提示文 —

:::

つまり、サーモパイルセンサーおよび/または拡散板のスペクトル選択性を少なくとも部分的に補う光学フィルターを用いることで,日射計を、入射放射のスペクトル成分の変化,特に、入射太陽放射のスペクトル成分の変化をもたらす大気条件の変化に対して実質的に不変とすることができる。これにより、日射計の測定精度が向上する。
【0012】
特に、少なくとも1つの光学フィルターは、サーモパイルを用いたセンサーによって測定される放射(太陽放射)のスペクトル成分を、放射(太陽放射)スペクトルの波長範囲が約350nmから約1500nmの間で、サーモパイルを用いたセンサー、および/または拡散板、および/またはドーム、の分光吸収率および分光透過率に基づくスペクトル選択性が平均値から約±3%の最大パーセント偏差を持つように変更する。

:::

記載項目一覧 —
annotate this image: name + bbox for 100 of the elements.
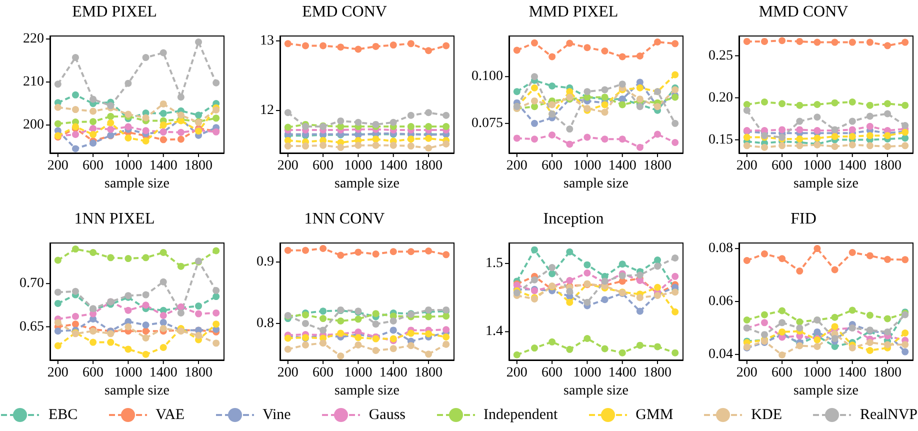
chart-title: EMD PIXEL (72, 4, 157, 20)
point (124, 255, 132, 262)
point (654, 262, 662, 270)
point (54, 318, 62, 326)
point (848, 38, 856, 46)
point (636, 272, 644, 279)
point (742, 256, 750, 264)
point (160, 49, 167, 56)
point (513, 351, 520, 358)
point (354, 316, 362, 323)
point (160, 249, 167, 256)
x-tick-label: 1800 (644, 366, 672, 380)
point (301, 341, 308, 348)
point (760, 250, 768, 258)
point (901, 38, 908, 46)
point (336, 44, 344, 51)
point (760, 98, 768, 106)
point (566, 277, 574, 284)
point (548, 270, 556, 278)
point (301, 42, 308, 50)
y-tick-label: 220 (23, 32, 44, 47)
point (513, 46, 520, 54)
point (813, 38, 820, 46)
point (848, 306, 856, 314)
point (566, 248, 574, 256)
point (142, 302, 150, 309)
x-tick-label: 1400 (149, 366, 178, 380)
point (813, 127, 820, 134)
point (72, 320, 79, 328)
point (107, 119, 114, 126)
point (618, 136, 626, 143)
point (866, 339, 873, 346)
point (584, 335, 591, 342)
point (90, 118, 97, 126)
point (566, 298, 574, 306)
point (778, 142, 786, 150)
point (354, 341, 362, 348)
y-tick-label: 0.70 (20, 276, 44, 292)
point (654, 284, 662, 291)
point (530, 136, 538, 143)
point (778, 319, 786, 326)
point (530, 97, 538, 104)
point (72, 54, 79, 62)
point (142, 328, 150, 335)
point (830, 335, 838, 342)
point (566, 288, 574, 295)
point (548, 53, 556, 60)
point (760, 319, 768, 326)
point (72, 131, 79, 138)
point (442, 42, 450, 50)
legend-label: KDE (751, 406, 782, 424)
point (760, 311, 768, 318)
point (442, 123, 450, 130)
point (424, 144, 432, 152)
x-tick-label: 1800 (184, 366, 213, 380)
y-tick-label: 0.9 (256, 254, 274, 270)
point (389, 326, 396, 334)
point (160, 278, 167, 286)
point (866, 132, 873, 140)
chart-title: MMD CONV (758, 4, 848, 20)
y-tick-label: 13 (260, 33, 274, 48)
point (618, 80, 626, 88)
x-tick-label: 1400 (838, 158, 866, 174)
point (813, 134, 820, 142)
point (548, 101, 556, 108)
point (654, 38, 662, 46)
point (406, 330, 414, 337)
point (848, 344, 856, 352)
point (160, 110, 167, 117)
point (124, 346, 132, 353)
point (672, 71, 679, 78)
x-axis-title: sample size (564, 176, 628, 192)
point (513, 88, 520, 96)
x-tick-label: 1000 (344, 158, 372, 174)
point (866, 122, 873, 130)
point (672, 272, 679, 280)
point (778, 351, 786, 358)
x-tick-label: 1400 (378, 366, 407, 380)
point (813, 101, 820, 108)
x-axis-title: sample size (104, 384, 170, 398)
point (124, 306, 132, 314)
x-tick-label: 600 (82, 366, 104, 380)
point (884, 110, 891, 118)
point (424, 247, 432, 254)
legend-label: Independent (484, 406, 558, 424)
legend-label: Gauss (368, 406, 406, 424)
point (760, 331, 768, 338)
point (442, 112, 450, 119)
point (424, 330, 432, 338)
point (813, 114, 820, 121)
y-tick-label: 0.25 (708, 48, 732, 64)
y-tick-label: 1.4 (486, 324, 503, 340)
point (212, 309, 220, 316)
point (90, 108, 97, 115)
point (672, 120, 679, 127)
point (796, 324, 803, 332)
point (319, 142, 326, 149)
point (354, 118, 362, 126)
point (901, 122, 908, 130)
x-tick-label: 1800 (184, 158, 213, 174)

:::

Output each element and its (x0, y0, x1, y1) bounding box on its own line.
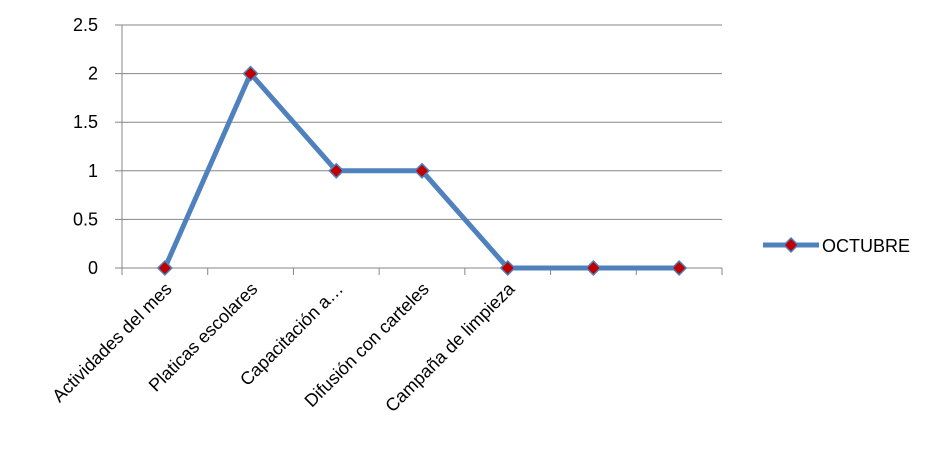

:::

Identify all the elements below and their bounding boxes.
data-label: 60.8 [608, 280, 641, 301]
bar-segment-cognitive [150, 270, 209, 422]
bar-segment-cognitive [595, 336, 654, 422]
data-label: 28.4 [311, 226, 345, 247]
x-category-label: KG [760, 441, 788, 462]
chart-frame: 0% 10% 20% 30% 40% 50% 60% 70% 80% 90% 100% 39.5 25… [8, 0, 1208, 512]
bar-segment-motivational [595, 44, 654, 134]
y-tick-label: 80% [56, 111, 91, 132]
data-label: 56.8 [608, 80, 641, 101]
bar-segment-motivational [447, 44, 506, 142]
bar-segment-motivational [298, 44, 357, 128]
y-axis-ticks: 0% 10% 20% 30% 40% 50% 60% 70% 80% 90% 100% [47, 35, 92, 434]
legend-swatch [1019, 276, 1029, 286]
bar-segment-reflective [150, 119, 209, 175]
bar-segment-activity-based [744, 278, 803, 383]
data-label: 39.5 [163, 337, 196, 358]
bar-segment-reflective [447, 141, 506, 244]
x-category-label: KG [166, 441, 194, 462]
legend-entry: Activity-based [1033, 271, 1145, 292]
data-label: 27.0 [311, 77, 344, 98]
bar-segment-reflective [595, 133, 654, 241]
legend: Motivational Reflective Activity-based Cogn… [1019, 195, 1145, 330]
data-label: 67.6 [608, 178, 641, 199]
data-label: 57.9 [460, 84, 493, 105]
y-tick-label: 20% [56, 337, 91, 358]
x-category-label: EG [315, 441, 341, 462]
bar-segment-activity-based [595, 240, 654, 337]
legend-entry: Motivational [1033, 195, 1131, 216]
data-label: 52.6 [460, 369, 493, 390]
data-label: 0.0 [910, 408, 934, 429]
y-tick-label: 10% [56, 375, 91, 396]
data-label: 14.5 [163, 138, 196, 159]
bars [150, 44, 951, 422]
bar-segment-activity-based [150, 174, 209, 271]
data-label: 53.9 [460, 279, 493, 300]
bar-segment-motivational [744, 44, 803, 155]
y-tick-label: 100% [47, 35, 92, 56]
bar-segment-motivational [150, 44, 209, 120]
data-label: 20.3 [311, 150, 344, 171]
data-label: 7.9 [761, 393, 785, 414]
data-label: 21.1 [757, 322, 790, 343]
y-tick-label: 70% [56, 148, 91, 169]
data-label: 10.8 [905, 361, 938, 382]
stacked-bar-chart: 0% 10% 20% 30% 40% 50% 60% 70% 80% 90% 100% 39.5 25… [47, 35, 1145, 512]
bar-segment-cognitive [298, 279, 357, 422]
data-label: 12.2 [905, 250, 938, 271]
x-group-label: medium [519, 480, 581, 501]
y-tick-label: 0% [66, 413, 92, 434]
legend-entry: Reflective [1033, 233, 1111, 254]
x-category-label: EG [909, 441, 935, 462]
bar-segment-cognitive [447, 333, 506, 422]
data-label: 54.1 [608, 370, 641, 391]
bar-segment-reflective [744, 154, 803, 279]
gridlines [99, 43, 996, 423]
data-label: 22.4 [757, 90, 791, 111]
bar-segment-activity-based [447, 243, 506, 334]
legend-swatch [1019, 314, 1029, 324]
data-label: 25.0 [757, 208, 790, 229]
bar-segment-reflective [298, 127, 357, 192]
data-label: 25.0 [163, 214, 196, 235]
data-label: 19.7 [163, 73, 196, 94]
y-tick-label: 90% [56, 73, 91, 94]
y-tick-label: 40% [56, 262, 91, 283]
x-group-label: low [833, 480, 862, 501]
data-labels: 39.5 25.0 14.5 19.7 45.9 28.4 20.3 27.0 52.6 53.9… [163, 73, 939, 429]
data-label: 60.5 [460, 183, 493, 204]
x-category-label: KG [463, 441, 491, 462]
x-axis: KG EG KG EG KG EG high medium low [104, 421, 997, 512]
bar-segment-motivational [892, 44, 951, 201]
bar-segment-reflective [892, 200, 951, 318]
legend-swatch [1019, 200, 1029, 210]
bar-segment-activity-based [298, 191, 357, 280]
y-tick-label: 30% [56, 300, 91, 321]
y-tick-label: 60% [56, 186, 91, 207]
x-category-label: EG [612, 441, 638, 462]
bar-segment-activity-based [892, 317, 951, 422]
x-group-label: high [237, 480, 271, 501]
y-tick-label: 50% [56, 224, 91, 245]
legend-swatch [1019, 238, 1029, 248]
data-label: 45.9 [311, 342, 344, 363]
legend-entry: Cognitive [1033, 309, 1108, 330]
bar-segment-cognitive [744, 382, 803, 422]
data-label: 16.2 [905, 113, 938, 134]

:::

取り組む課題 —
1. 提示文について、次の問いに答えてください。
(a) 光学フィルターを用いることで、日射計の何が向上すると述べられていますか。
(b) 太陽放射スペクトルの波長範囲は、約何nmから約何nmの間とされていますか。
(c) スペクトル選択性が持つ、平均値からの最大パーセント偏差はどれくらいとされていますか。
2. 提示文を「つまり、サーモパイルセンサー」から始めて「ト偏差を持つように変更する。」まで、一字一句違えずに書き写してください。

順番どおりの解答 —
1.
(a) 日射計の測定精度
(b) 約350nmから約1500nmの間
(c) 約±3%

2.
つまり、サーモパイルセンサーおよび/または拡散板のスペクトル選択性を少なくとも部分的に補う光学フィルターを用いることで,日射計を、入射放射のスペクトル成分の変化,特に、入射太陽放射のスペクトル成分の変化をもたらす大気条件の変化に対して実質的に不変とすることができる。これにより、日射計の測定精度が向上する。
【0012】
特に、少なくとも1つの光学フィルターは、サーモパイルを用いたセンサーによって測定される放射(太陽放射)のスペクトル成分を、放射(太陽放射)スペクトルの波長範囲が約350nmから約1500nmの間で、サーモパイルを用いたセンサー、および/または拡散板、および/またはドーム、の分光吸収率および分光透過率に基づくスペクトル選択性が平均値から約±3%の最大パーセント偏差を持つように変更する。